» OBJECTIVE
Transcribe each line of the records below exactly, excluding any embedded images.
————
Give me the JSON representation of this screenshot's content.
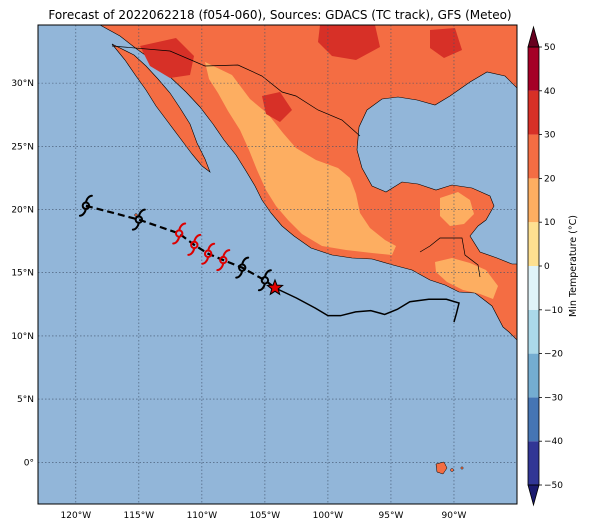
{
  "title": "Forecast of 2022062218 (f054-060), Sources: GDACS (TC track), GFS (Meteo)",
  "map": {
    "lon_range": [
      -123,
      -85
    ],
    "lat_range": [
      -3.3,
      34.6
    ],
    "ocean_color": "#92b6d9",
    "grid": true,
    "lon_ticks": [
      {
        "lon": -120,
        "label": "120°W"
      },
      {
        "lon": -115,
        "label": "115°W"
      },
      {
        "lon": -110,
        "label": "110°W"
      },
      {
        "lon": -105,
        "label": "105°W"
      },
      {
        "lon": -100,
        "label": "100°W"
      },
      {
        "lon": -95,
        "label": "95°W"
      },
      {
        "lon": -90,
        "label": "90°W"
      }
    ],
    "lat_ticks": [
      {
        "lat": 30,
        "label": "30°N"
      },
      {
        "lat": 25,
        "label": "25°N"
      },
      {
        "lat": 20,
        "label": "20°N"
      },
      {
        "lat": 15,
        "label": "15°N"
      },
      {
        "lat": 10,
        "label": "10°N"
      },
      {
        "lat": 5,
        "label": "5°N"
      },
      {
        "lat": 0,
        "label": "0°"
      }
    ]
  },
  "colorbar": {
    "label": "Min Temperature (°C)",
    "ticks": [
      "50",
      "40",
      "30",
      "20",
      "10",
      "0",
      "−10",
      "−20",
      "−30",
      "−40",
      "−50"
    ],
    "bands": [
      "#313695",
      "#4575b4",
      "#74add1",
      "#abd9e9",
      "#e0f3f8",
      "#fee090",
      "#fdae61",
      "#f46d43",
      "#d73027",
      "#a50026"
    ]
  },
  "track": {
    "forecast_points": [
      {
        "lon": -119.2,
        "lat": 20.3,
        "color": "#000000"
      },
      {
        "lon": -115.0,
        "lat": 19.2,
        "color": "#000000"
      },
      {
        "lon": -111.8,
        "lat": 18.1,
        "color": "#dd0000"
      },
      {
        "lon": -110.6,
        "lat": 17.2,
        "color": "#dd0000"
      },
      {
        "lon": -109.5,
        "lat": 16.5,
        "color": "#dd0000"
      },
      {
        "lon": -108.3,
        "lat": 16.0,
        "color": "#dd0000"
      },
      {
        "lon": -106.8,
        "lat": 15.4,
        "color": "#000000"
      },
      {
        "lon": -105.0,
        "lat": 14.4,
        "color": "#000000"
      }
    ],
    "current_position": {
      "lon": -104.2,
      "lat": 13.8
    },
    "past_track": [
      [
        -104.2,
        13.8
      ],
      [
        -102.5,
        13.0
      ],
      [
        -101.0,
        12.2
      ],
      [
        -100.0,
        11.6
      ],
      [
        -99.0,
        11.6
      ],
      [
        -97.8,
        11.9
      ],
      [
        -96.6,
        12.0
      ],
      [
        -95.5,
        11.7
      ],
      [
        -94.5,
        12.1
      ],
      [
        -93.5,
        12.7
      ],
      [
        -92.0,
        12.9
      ],
      [
        -90.6,
        12.9
      ],
      [
        -89.6,
        12.6
      ],
      [
        -89.8,
        11.8
      ],
      [
        -90.0,
        11.1
      ]
    ]
  }
}
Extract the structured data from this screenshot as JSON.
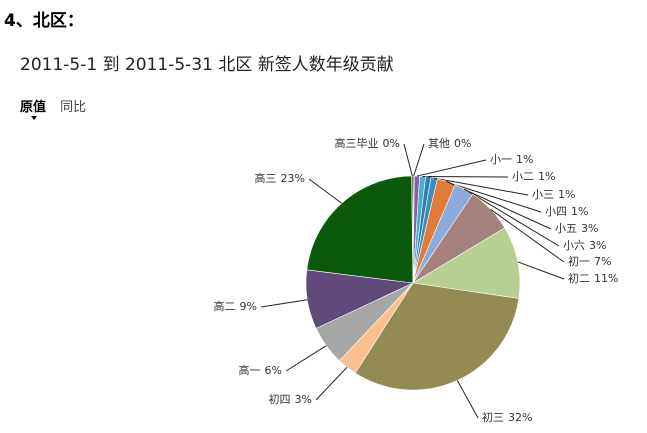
{
  "header": "4、北区：",
  "tabs": [
    "原值",
    "同比"
  ],
  "chart_data": {
    "type": "pie",
    "title": "2011-5-1 到 2011-5-31 北区 新签人数年级贡献",
    "categories": [
      "其他",
      "小一",
      "小二",
      "小三",
      "小四",
      "小五",
      "小六",
      "初一",
      "初二",
      "初三",
      "初四",
      "高一",
      "高二",
      "高三",
      "高三毕业"
    ],
    "values": [
      0.2,
      0.8,
      0.9,
      0.8,
      1.0,
      2.8,
      3.0,
      7.0,
      11.0,
      32.0,
      3.0,
      6.0,
      9.0,
      23.0,
      0.2
    ],
    "value_labels": [
      "0%",
      "1%",
      "1%",
      "1%",
      "1%",
      "3%",
      "3%",
      "7%",
      "11%",
      "32%",
      "3%",
      "6%",
      "9%",
      "23%",
      "0%"
    ],
    "colors": [
      "#a0522d",
      "#8064a2",
      "#4bacc6",
      "#2c7fb8",
      "#3a8fc0",
      "#e07b39",
      "#8eaadb",
      "#a6807a",
      "#b7cf92",
      "#948a54",
      "#fac090",
      "#a6a6a6",
      "#604a7b",
      "#0b5a0b",
      "#333333"
    ]
  }
}
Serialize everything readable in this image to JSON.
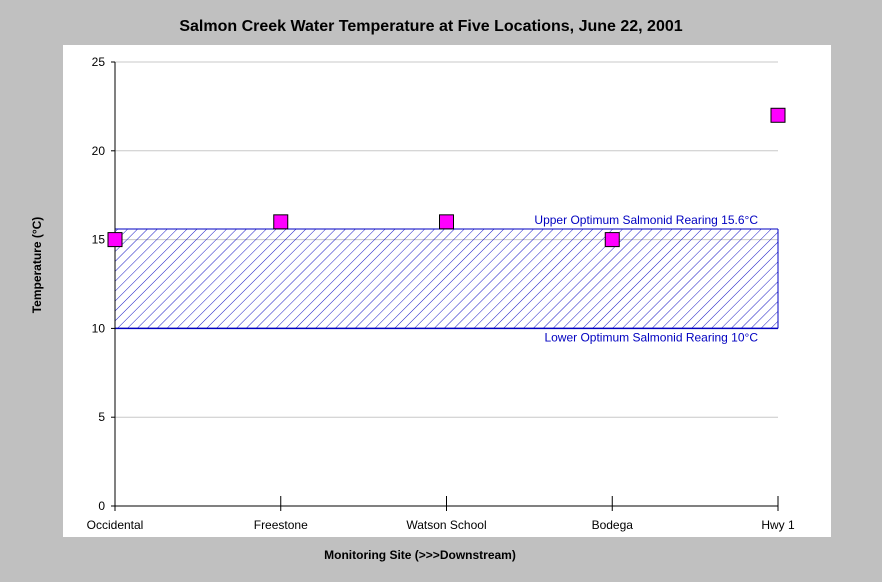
————
» WRITTEN ANSWER
Give me the JSON representation of this screenshot's content.
{
  "title": "Forecast of 2022062218 (f054-060), Sources: GDACS (TC track), GFS (Meteo)",
  "map": {
    "lon_range": [
      -123,
      -85
    ],
    "lat_range": [
      -3.3,
      34.6
    ],
    "ocean_color": "#92b6d9",
    "grid": true,
    "lon_ticks": [
      {
        "lon": -120,
        "label": "120°W"
      },
      {
        "lon": -115,
        "label": "115°W"
      },
      {
        "lon": -110,
        "label": "110°W"
      },
      {
        "lon": -105,
        "label": "105°W"
      },
      {
        "lon": -100,
        "label": "100°W"
      },
      {
        "lon": -95,
        "label": "95°W"
      },
      {
        "lon": -90,
        "label": "90°W"
      }
    ],
    "lat_ticks": [
      {
        "lat": 30,
        "label": "30°N"
      },
      {
        "lat": 25,
        "label": "25°N"
      },
      {
        "lat": 20,
        "label": "20°N"
      },
      {
        "lat": 15,
        "label": "15°N"
      },
      {
        "lat": 10,
        "label": "10°N"
      },
      {
        "lat": 5,
        "label": "5°N"
      },
      {
        "lat": 0,
        "label": "0°"
      }
    ]
  },
  "colorbar": {
    "label": "Min Temperature (°C)",
    "ticks": [
      "50",
      "40",
      "30",
      "20",
      "10",
      "0",
      "−10",
      "−20",
      "−30",
      "−40",
      "−50"
    ],
    "bands": [
      "#313695",
      "#4575b4",
      "#74add1",
      "#abd9e9",
      "#e0f3f8",
      "#fee090",
      "#fdae61",
      "#f46d43",
      "#d73027",
      "#a50026"
    ]
  },
  "track": {
    "forecast_points": [
      {
        "lon": -119.2,
        "lat": 20.3,
        "color": "#000000"
      },
      {
        "lon": -115.0,
        "lat": 19.2,
        "color": "#000000"
      },
      {
        "lon": -111.8,
        "lat": 18.1,
        "color": "#dd0000"
      },
      {
        "lon": -110.6,
        "lat": 17.2,
        "color": "#dd0000"
      },
      {
        "lon": -109.5,
        "lat": 16.5,
        "color": "#dd0000"
      },
      {
        "lon": -108.3,
        "lat": 16.0,
        "color": "#dd0000"
      },
      {
        "lon": -106.8,
        "lat": 15.4,
        "color": "#000000"
      },
      {
        "lon": -105.0,
        "lat": 14.4,
        "color": "#000000"
      }
    ],
    "current_position": {
      "lon": -104.2,
      "lat": 13.8
    },
    "past_track": [
      [
        -104.2,
        13.8
      ],
      [
        -102.5,
        13.0
      ],
      [
        -101.0,
        12.2
      ],
      [
        -100.0,
        11.6
      ],
      [
        -99.0,
        11.6
      ],
      [
        -97.8,
        11.9
      ],
      [
        -96.6,
        12.0
      ],
      [
        -95.5,
        11.7
      ],
      [
        -94.5,
        12.1
      ],
      [
        -93.5,
        12.7
      ],
      [
        -92.0,
        12.9
      ],
      [
        -90.6,
        12.9
      ],
      [
        -89.6,
        12.6
      ],
      [
        -89.8,
        11.8
      ],
      [
        -90.0,
        11.1
      ]
    ]
  }
}
Extract the structured data from this screenshot as JSON.
{
  "header": "4、北区：",
  "tabs": [
    "原值",
    "同比"
  ],
  "chart_data": {
    "type": "pie",
    "title": "2011-5-1 到 2011-5-31 北区 新签人数年级贡献",
    "categories": [
      "其他",
      "小一",
      "小二",
      "小三",
      "小四",
      "小五",
      "小六",
      "初一",
      "初二",
      "初三",
      "初四",
      "高一",
      "高二",
      "高三",
      "高三毕业"
    ],
    "values": [
      0.2,
      0.8,
      0.9,
      0.8,
      1.0,
      2.8,
      3.0,
      7.0,
      11.0,
      32.0,
      3.0,
      6.0,
      9.0,
      23.0,
      0.2
    ],
    "value_labels": [
      "0%",
      "1%",
      "1%",
      "1%",
      "1%",
      "3%",
      "3%",
      "7%",
      "11%",
      "32%",
      "3%",
      "6%",
      "9%",
      "23%",
      "0%"
    ],
    "colors": [
      "#a0522d",
      "#8064a2",
      "#4bacc6",
      "#2c7fb8",
      "#3a8fc0",
      "#e07b39",
      "#8eaadb",
      "#a6807a",
      "#b7cf92",
      "#948a54",
      "#fac090",
      "#a6a6a6",
      "#604a7b",
      "#0b5a0b",
      "#333333"
    ]
  }
}
Serialize everything readable in this image to JSON.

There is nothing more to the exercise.